Task to carry out:
Look for "this" in the material below and show each line that contains it.

========

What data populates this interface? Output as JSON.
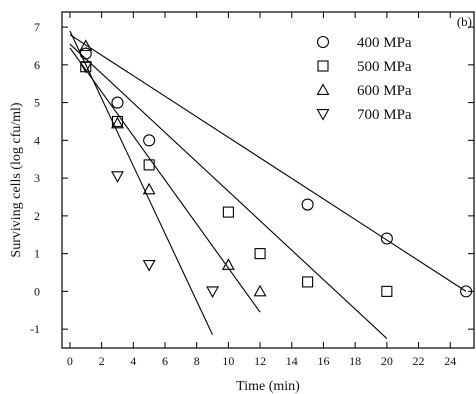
{
  "chart_data": {
    "type": "scatter",
    "panel_label": "(b)",
    "xlabel": "Time (min)",
    "ylabel": "Surviving cells (log cfu/ml)",
    "xlim": [
      -0.5,
      25.5
    ],
    "ylim": [
      -1.5,
      7.4
    ],
    "xticks": [
      0,
      2,
      4,
      6,
      8,
      10,
      12,
      14,
      16,
      18,
      20,
      22,
      24
    ],
    "yticks": [
      -1,
      0,
      1,
      2,
      3,
      4,
      5,
      6,
      7
    ],
    "grid": false,
    "legend_position": "top-right",
    "series": [
      {
        "name": "400 MPa",
        "marker": "circle",
        "x": [
          1,
          3,
          5,
          15,
          20,
          25
        ],
        "y": [
          6.3,
          5.0,
          4.0,
          2.3,
          1.4,
          0.0
        ],
        "fit": {
          "x": [
            0,
            25
          ],
          "y": [
            6.8,
            0.0
          ]
        }
      },
      {
        "name": "500 MPa",
        "marker": "square",
        "x": [
          1,
          3,
          5,
          10,
          12,
          15,
          20
        ],
        "y": [
          5.95,
          4.5,
          3.35,
          2.1,
          1.0,
          0.25,
          0.0
        ],
        "fit": {
          "x": [
            0,
            20
          ],
          "y": [
            6.55,
            -1.25
          ]
        }
      },
      {
        "name": "600 MPa",
        "marker": "triangle-up",
        "x": [
          1,
          3,
          5,
          10,
          12
        ],
        "y": [
          6.5,
          4.45,
          2.7,
          0.7,
          0.0
        ],
        "fit": {
          "x": [
            0,
            12
          ],
          "y": [
            6.45,
            -0.55
          ]
        }
      },
      {
        "name": "700 MPa",
        "marker": "triangle-down",
        "x": [
          1,
          3,
          5,
          9
        ],
        "y": [
          5.95,
          3.05,
          0.7,
          0.0
        ],
        "fit": {
          "x": [
            0,
            9
          ],
          "y": [
            6.9,
            -1.15
          ]
        }
      }
    ]
  }
}
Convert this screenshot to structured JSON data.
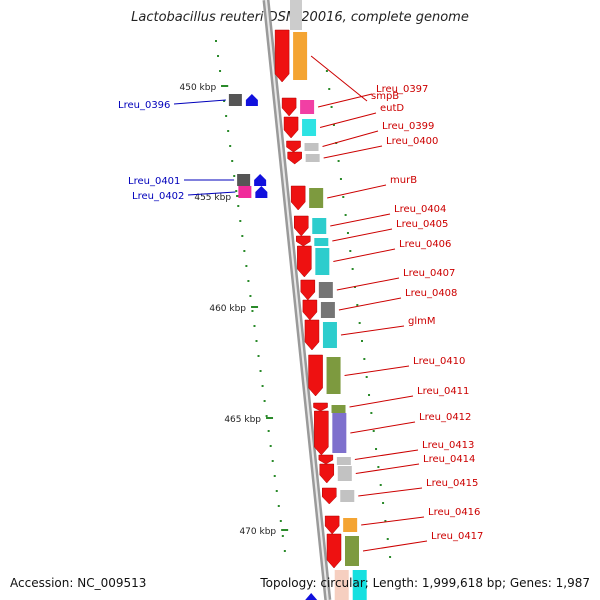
{
  "title": "Lactobacillus reuteri DSM 20016, complete genome",
  "footer": {
    "accession": "Accession: NC_009513",
    "topology": "Topology: circular; Length: 1,999,618 bp; Genes: 1,987"
  },
  "colors": {
    "backbone": "#9a9a9a",
    "forward_cds": "#ee1111",
    "reverse_cds": "#1111dd",
    "tick": "#2a8a2a",
    "label_forward": "#cc0000",
    "label_reverse": "#0000bb"
  },
  "ticks": [
    {
      "label": "450 kbp"
    },
    {
      "label": "455 kbp"
    },
    {
      "label": "460 kbp"
    },
    {
      "label": "465 kbp"
    },
    {
      "label": "470 kbp"
    }
  ],
  "genes_forward": [
    {
      "name": "smpB",
      "color": "#f39a1c"
    },
    {
      "name": "Lreu_0397",
      "color": "#f02a9a"
    },
    {
      "name": "eutD",
      "color": "#16e0e0"
    },
    {
      "name": "Lreu_0399",
      "color": "#bbbbbb"
    },
    {
      "name": "Lreu_0400",
      "color": "#bbbbbb"
    },
    {
      "name": "murB",
      "color": "#6f8f2a"
    },
    {
      "name": "Lreu_0404",
      "color": "#16c8c8"
    },
    {
      "name": "Lreu_0405",
      "color": "#16c8c8"
    },
    {
      "name": "Lreu_0406",
      "color": "#16c8c8"
    },
    {
      "name": "Lreu_0407",
      "color": "#666666"
    },
    {
      "name": "Lreu_0408",
      "color": "#666666"
    },
    {
      "name": "glmM",
      "color": "#16c8c8"
    },
    {
      "name": "Lreu_0410",
      "color": "#6f8f2a"
    },
    {
      "name": "Lreu_0411",
      "color": "#6f8f2a"
    },
    {
      "name": "Lreu_0412",
      "color": "#7060c8"
    },
    {
      "name": "Lreu_0413",
      "color": "#bbbbbb"
    },
    {
      "name": "Lreu_0414",
      "color": "#bbbbbb"
    },
    {
      "name": "Lreu_0415",
      "color": "#bbbbbb"
    },
    {
      "name": "Lreu_0416",
      "color": "#f39a1c"
    },
    {
      "name": "Lreu_0417",
      "color": "#6f8f2a"
    }
  ],
  "genes_reverse": [
    {
      "name": "Lreu_0396",
      "color": "#555555"
    },
    {
      "name": "Lreu_0401",
      "color": "#555555"
    },
    {
      "name": "Lreu_0402",
      "color": "#f02a9a"
    }
  ]
}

========

Solution to the problem:
What data populates this interface? Output as JSON.
Convert this screenshot to structured JSON data.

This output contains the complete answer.